→ **WHAT YOU WILL DO**
Leave the pictures out, and retype all of the material exactly as written.

━━━ DATA LINES ━━━

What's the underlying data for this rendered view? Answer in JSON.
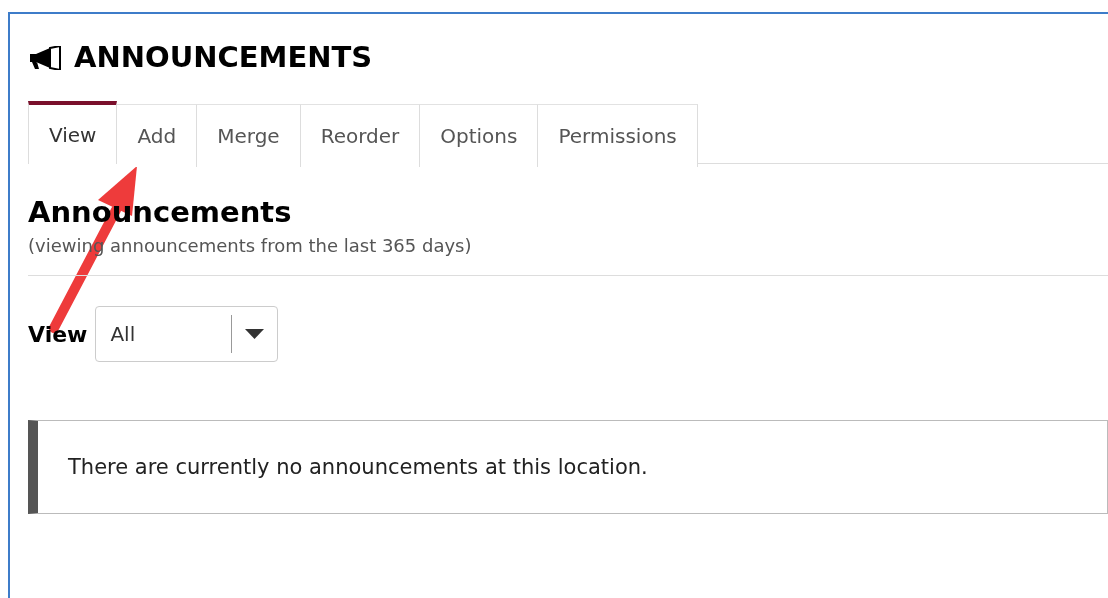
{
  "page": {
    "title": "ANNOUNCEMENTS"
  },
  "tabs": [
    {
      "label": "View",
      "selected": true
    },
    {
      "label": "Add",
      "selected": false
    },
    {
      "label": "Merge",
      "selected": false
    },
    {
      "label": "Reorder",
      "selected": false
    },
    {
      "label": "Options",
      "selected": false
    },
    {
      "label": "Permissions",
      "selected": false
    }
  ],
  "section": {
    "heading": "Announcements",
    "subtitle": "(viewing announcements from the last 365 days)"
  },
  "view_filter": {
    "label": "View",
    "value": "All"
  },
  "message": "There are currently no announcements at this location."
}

━━━

→ **RESULT OF THIS EXERCISE**
What's the underlying data for this rendered view? Answer in JSON.
{
  "page": {
    "title": "ANNOUNCEMENTS"
  },
  "tabs": [
    {
      "label": "View",
      "selected": true
    },
    {
      "label": "Add",
      "selected": false
    },
    {
      "label": "Merge",
      "selected": false
    },
    {
      "label": "Reorder",
      "selected": false
    },
    {
      "label": "Options",
      "selected": false
    },
    {
      "label": "Permissions",
      "selected": false
    }
  ],
  "section": {
    "heading": "Announcements",
    "subtitle": "(viewing announcements from the last 365 days)"
  },
  "view_filter": {
    "label": "View",
    "value": "All"
  },
  "message": "There are currently no announcements at this location."
}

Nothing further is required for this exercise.